**Direction**
Starting with the first line of the data and going on through the line with "new-button[interactable]: New [181, 33, 254, 39]", write the lines out again with "All Scenes" switched to "Visible Layers" and everything else left the same.

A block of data
◆ ◆ ◆ ◆

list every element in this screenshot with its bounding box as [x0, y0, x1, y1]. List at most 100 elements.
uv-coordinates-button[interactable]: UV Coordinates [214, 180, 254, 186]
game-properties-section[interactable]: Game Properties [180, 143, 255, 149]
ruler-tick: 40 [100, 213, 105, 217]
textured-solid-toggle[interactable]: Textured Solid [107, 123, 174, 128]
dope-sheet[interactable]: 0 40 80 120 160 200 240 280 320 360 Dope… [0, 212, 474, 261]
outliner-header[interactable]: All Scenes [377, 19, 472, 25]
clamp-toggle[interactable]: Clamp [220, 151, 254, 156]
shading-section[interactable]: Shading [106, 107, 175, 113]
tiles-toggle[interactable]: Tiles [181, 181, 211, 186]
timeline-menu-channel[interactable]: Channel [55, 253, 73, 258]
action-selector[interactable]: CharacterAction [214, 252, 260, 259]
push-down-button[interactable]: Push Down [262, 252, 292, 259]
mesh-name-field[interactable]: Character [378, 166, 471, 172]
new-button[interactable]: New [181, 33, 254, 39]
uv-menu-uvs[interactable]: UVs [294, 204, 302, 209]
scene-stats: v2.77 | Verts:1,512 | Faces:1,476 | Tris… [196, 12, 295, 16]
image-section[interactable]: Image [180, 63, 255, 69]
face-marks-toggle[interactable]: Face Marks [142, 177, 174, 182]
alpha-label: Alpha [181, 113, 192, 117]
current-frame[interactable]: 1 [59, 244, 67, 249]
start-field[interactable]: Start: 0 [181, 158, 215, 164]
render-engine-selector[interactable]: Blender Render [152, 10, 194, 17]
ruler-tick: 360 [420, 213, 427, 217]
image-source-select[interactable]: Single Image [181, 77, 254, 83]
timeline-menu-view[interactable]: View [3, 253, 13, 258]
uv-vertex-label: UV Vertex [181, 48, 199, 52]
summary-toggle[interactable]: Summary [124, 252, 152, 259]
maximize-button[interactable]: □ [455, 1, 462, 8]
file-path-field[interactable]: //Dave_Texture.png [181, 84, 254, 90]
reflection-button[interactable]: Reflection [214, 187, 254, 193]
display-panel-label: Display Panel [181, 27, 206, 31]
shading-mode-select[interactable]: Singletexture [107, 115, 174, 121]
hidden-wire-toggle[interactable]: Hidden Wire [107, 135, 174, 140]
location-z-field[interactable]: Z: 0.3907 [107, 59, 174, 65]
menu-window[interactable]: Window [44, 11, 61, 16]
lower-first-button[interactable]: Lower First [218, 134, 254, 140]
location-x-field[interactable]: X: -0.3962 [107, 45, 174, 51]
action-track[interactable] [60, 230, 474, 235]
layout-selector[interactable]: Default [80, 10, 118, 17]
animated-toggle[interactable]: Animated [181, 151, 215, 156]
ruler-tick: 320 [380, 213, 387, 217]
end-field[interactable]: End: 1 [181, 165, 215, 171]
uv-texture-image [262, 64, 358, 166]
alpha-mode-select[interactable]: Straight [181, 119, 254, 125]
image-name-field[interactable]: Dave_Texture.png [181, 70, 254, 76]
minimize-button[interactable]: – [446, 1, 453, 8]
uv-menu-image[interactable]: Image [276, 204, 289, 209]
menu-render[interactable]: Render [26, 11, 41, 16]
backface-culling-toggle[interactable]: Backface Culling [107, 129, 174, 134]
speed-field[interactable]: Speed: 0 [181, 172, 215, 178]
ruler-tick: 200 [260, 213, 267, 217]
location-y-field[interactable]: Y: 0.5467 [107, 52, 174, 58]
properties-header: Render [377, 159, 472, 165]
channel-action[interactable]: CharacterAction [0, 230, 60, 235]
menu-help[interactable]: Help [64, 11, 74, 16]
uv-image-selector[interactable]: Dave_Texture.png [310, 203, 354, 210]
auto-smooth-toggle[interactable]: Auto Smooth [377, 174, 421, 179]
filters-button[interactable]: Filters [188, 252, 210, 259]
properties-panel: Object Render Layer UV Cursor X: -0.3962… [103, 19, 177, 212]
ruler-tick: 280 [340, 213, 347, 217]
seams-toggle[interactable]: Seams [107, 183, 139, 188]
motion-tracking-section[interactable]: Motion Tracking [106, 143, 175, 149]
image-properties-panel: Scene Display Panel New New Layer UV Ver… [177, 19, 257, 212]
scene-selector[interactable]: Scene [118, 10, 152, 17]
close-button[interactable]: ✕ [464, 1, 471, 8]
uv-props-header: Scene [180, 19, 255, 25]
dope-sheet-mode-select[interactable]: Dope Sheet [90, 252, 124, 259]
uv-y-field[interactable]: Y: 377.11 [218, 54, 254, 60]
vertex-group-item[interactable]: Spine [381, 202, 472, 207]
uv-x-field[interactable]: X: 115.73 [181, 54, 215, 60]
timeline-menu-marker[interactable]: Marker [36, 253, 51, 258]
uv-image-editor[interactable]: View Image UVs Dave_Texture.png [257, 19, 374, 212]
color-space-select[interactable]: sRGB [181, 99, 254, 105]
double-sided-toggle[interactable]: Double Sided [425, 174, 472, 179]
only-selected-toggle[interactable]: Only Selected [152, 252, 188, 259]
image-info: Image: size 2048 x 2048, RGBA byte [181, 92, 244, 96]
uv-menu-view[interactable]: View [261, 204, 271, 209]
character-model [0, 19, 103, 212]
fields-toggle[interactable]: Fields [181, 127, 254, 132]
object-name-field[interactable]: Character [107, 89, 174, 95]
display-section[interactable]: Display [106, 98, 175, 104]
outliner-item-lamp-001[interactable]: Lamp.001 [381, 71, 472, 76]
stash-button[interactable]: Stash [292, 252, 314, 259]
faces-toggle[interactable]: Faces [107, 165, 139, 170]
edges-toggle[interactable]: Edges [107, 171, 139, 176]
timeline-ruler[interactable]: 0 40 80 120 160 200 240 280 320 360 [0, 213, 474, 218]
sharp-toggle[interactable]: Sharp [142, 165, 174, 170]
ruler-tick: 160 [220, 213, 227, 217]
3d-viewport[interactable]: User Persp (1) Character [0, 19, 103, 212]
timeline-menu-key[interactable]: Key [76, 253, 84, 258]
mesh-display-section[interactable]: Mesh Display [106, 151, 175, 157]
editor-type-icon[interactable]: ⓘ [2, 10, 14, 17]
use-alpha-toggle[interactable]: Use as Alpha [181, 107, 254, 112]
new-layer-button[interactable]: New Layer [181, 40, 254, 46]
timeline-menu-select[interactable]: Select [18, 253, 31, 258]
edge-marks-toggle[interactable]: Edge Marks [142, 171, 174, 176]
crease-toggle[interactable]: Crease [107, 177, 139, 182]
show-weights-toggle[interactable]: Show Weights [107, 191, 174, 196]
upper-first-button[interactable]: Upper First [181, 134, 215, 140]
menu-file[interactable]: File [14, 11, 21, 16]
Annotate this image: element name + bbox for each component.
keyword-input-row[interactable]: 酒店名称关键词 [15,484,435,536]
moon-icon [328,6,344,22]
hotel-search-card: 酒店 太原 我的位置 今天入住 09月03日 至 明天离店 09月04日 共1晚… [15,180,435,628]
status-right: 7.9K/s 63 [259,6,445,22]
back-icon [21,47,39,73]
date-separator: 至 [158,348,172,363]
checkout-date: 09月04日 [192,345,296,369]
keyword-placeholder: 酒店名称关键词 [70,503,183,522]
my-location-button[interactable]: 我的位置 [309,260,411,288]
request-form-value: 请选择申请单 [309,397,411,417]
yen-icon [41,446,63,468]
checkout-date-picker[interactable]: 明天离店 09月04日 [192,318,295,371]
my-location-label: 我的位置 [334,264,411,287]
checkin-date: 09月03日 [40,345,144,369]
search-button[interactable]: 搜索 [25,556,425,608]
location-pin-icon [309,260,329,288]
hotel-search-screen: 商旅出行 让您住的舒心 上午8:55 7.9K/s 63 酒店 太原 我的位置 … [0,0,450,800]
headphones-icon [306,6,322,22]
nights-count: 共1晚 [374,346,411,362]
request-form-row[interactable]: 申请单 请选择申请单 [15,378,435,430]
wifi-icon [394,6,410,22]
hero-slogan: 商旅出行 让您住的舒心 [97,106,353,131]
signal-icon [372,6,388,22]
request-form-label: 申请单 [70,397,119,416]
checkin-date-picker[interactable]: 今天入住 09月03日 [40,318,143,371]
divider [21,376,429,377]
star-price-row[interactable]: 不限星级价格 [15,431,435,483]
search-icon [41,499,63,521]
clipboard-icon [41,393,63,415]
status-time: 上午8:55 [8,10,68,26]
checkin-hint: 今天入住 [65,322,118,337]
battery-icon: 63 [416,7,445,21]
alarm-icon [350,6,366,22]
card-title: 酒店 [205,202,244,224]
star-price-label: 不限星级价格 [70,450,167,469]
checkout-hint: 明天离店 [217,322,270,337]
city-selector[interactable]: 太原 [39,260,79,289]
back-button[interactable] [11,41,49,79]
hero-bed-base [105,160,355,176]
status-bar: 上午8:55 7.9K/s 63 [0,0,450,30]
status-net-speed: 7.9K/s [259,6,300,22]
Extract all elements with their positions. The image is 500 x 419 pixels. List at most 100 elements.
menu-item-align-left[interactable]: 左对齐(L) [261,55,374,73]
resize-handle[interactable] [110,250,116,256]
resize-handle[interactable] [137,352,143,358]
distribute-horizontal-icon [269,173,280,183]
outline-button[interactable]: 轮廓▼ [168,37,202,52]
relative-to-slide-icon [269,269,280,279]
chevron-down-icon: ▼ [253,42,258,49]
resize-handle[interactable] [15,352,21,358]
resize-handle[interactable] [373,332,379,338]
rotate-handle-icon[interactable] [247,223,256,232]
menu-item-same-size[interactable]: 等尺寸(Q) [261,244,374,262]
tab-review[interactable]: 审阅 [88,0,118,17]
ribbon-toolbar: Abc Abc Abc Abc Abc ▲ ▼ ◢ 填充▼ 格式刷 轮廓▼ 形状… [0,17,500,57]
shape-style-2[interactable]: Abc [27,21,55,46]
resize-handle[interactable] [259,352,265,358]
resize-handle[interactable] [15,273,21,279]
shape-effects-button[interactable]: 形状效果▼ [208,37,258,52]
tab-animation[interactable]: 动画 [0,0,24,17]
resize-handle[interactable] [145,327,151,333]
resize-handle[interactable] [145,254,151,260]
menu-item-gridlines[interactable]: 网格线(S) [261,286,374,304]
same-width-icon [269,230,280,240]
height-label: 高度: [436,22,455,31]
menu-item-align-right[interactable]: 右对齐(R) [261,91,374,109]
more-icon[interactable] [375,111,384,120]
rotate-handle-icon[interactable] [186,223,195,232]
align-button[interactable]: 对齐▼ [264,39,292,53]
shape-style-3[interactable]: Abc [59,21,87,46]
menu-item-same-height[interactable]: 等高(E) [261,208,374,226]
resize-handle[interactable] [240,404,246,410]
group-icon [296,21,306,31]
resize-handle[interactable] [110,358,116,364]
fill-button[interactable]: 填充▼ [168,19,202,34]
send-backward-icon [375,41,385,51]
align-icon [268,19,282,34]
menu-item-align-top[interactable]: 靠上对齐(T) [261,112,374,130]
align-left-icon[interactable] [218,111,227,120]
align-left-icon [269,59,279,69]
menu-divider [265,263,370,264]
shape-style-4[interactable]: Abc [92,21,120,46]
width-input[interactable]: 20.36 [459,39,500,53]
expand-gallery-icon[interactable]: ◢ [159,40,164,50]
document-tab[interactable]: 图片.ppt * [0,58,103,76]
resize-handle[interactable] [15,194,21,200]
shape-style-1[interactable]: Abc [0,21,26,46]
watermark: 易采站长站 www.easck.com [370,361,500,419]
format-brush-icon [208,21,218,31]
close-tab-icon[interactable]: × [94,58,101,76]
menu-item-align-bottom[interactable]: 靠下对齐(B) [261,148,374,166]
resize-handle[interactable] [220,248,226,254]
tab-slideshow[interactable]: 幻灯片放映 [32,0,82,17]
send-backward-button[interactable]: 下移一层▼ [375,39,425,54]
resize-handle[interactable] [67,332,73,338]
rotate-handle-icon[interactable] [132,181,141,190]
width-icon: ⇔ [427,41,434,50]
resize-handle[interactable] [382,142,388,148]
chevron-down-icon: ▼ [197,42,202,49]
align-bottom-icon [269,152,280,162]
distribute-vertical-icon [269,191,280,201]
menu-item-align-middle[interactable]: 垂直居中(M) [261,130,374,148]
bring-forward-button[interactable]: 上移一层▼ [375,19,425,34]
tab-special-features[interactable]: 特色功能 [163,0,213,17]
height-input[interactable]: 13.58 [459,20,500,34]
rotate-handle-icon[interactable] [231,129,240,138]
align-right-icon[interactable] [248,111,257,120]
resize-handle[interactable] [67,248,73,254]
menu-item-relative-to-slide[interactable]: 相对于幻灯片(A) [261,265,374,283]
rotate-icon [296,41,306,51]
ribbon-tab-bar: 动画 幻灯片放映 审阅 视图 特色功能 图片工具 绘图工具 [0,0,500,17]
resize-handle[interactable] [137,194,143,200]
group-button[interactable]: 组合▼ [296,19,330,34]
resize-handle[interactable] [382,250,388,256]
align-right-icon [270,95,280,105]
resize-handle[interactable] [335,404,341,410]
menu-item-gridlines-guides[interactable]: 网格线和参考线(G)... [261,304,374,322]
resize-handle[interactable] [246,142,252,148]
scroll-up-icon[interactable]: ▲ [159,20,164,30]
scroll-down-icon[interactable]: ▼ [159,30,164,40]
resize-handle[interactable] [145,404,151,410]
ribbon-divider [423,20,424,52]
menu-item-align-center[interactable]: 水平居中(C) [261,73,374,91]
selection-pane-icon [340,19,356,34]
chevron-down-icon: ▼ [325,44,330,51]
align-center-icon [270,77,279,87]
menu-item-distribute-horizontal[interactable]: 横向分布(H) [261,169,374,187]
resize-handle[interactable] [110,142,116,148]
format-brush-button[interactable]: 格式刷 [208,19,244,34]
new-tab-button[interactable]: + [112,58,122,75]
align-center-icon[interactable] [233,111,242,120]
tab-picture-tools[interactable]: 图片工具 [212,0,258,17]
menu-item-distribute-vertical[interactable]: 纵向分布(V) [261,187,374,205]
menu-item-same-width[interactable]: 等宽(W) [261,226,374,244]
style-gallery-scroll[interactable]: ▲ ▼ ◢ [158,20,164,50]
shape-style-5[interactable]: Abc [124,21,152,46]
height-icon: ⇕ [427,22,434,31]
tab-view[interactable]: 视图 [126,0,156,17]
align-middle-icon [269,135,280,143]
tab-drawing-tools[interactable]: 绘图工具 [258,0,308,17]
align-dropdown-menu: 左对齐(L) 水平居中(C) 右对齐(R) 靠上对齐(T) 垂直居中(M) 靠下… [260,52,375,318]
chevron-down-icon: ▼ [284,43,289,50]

◆ ◆ ◆ ◆

**Response below**
list every element in this screenshot with its bounding box as [x0, y0, x1, y1]. List at most 100 elements.
uv-coordinates-button[interactable]: UV Coordinates [214, 180, 254, 186]
game-properties-section[interactable]: Game Properties [180, 143, 255, 149]
ruler-tick: 40 [100, 213, 105, 217]
textured-solid-toggle[interactable]: Textured Solid [107, 123, 174, 128]
dope-sheet[interactable]: 0 40 80 120 160 200 240 280 320 360 Dope… [0, 212, 474, 261]
outliner-header[interactable]: Visible Layers [377, 19, 472, 25]
clamp-toggle[interactable]: Clamp [220, 151, 254, 156]
shading-section[interactable]: Shading [106, 107, 175, 113]
tiles-toggle[interactable]: Tiles [181, 181, 211, 186]
timeline-menu-channel[interactable]: Channel [55, 253, 73, 258]
action-selector[interactable]: CharacterAction [214, 252, 260, 259]
push-down-button[interactable]: Push Down [262, 252, 292, 259]
mesh-name-field[interactable]: Character [378, 166, 471, 172]
new-button[interactable]: New [181, 33, 254, 39]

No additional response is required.